Extracted records
====

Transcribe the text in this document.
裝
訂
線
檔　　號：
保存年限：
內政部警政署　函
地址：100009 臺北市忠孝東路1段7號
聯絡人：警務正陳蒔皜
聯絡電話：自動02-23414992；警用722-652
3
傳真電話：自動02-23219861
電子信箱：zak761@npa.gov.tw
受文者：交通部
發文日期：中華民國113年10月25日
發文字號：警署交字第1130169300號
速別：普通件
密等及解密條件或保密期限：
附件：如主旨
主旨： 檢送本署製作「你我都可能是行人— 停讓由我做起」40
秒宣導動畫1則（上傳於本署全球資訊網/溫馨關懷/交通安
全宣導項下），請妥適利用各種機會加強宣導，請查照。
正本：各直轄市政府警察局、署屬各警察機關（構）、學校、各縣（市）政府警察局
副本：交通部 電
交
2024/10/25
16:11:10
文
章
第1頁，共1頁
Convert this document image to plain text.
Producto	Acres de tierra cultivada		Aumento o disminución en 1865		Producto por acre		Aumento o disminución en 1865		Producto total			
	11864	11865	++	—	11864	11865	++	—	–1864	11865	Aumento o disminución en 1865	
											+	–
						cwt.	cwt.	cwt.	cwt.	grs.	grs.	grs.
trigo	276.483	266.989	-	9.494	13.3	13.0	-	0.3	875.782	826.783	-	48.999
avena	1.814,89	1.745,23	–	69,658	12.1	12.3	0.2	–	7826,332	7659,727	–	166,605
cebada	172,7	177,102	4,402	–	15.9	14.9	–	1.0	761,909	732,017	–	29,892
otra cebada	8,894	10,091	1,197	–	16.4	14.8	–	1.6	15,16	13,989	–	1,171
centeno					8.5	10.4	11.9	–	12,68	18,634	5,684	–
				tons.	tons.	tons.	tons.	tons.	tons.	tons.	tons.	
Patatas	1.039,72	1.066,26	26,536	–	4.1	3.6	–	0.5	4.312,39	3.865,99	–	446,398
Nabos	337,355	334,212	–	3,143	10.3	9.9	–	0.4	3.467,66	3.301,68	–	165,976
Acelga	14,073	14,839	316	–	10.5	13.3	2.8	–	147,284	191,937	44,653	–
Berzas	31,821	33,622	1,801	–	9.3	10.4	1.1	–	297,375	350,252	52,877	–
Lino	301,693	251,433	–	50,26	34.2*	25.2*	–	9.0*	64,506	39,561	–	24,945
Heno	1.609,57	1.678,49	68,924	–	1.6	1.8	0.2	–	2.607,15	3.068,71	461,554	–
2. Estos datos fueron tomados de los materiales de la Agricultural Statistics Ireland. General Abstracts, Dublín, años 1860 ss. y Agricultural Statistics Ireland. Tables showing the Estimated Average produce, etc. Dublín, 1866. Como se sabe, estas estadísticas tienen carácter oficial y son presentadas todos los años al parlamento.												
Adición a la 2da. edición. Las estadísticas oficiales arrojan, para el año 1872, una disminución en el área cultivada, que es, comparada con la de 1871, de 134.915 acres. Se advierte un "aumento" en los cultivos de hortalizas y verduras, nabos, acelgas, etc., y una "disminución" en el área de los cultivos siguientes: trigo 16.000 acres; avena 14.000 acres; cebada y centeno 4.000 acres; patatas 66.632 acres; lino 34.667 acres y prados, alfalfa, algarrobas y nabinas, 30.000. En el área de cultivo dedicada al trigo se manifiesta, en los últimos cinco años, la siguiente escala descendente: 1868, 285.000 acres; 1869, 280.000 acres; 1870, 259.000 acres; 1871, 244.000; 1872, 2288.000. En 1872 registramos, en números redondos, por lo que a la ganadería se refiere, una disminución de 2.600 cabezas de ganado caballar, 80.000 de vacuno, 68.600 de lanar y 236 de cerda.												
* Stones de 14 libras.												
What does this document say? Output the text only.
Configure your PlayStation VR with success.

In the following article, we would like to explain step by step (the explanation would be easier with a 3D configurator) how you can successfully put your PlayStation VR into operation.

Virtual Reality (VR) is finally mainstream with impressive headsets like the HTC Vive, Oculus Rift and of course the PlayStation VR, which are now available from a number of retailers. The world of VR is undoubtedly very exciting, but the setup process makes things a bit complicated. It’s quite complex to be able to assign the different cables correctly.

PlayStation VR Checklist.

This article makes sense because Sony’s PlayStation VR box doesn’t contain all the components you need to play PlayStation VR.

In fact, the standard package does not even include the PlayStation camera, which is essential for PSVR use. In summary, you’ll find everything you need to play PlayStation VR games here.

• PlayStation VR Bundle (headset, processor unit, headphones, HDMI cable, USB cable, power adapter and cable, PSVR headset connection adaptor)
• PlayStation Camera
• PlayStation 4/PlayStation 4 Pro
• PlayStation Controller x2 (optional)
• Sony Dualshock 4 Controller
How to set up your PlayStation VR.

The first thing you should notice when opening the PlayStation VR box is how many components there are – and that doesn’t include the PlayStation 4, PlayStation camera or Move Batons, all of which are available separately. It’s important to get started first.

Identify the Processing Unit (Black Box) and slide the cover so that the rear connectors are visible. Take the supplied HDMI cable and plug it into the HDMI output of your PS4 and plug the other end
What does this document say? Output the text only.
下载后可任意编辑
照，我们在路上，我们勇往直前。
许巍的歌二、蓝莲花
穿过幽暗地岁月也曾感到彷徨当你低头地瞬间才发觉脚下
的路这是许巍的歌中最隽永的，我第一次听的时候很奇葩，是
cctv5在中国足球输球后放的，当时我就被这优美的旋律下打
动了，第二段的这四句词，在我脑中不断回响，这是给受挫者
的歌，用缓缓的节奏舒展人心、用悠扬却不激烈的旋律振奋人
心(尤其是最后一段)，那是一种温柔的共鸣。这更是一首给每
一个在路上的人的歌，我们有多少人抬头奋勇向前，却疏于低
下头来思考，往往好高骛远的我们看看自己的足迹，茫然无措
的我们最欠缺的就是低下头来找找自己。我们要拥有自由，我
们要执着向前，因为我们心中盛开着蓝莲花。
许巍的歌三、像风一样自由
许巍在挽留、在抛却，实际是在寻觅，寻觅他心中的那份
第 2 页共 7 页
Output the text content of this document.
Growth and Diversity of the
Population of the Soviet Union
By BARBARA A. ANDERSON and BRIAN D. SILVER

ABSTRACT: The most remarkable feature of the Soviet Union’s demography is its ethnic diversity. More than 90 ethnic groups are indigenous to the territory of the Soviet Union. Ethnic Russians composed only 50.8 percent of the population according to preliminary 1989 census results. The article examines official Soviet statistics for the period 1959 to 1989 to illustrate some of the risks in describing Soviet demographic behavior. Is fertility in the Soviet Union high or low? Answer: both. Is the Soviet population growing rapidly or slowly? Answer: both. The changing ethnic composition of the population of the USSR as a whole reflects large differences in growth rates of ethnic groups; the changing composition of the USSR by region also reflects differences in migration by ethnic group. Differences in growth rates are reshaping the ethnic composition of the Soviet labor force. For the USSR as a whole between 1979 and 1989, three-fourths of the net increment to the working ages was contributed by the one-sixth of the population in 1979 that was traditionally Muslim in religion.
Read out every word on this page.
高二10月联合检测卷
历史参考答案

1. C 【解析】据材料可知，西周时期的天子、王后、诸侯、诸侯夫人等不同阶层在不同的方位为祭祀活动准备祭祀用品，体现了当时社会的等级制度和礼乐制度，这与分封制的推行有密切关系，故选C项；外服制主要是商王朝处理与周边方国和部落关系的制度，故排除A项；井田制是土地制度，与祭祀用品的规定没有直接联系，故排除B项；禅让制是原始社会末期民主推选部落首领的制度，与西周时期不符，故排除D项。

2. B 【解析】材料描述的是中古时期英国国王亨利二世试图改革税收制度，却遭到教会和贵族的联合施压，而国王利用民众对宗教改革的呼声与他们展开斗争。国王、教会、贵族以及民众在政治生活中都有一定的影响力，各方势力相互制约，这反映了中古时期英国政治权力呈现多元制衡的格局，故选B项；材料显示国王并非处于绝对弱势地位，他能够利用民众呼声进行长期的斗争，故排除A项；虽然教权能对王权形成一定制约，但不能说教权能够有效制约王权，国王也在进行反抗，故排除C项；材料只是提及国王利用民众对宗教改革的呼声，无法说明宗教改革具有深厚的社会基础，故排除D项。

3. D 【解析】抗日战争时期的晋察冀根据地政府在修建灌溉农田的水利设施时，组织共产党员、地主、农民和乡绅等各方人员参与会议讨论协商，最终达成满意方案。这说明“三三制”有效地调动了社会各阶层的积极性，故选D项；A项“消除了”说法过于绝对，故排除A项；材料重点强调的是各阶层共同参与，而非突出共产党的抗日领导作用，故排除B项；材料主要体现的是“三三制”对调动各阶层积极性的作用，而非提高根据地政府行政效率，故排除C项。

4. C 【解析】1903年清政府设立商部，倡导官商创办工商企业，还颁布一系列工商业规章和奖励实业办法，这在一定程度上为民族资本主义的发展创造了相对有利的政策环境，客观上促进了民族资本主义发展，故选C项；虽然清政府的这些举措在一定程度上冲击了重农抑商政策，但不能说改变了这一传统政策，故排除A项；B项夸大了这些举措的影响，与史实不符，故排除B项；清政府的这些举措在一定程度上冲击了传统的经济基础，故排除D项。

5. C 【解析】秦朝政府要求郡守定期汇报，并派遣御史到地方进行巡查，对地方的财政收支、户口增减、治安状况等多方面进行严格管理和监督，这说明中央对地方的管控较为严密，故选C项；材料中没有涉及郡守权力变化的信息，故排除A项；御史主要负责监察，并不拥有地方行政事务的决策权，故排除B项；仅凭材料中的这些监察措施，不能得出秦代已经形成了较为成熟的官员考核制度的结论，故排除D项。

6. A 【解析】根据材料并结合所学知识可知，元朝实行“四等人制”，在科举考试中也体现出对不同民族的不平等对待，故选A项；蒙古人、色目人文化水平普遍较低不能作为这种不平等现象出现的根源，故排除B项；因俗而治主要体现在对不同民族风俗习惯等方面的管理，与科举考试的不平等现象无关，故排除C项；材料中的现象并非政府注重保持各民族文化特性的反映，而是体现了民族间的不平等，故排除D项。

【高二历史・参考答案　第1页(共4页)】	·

====

Search the lines for "Controller". Copy each line that has it.

» **Output**:
• PlayStation Controller x2 (optional)
• Sony Dualshock 4 Controller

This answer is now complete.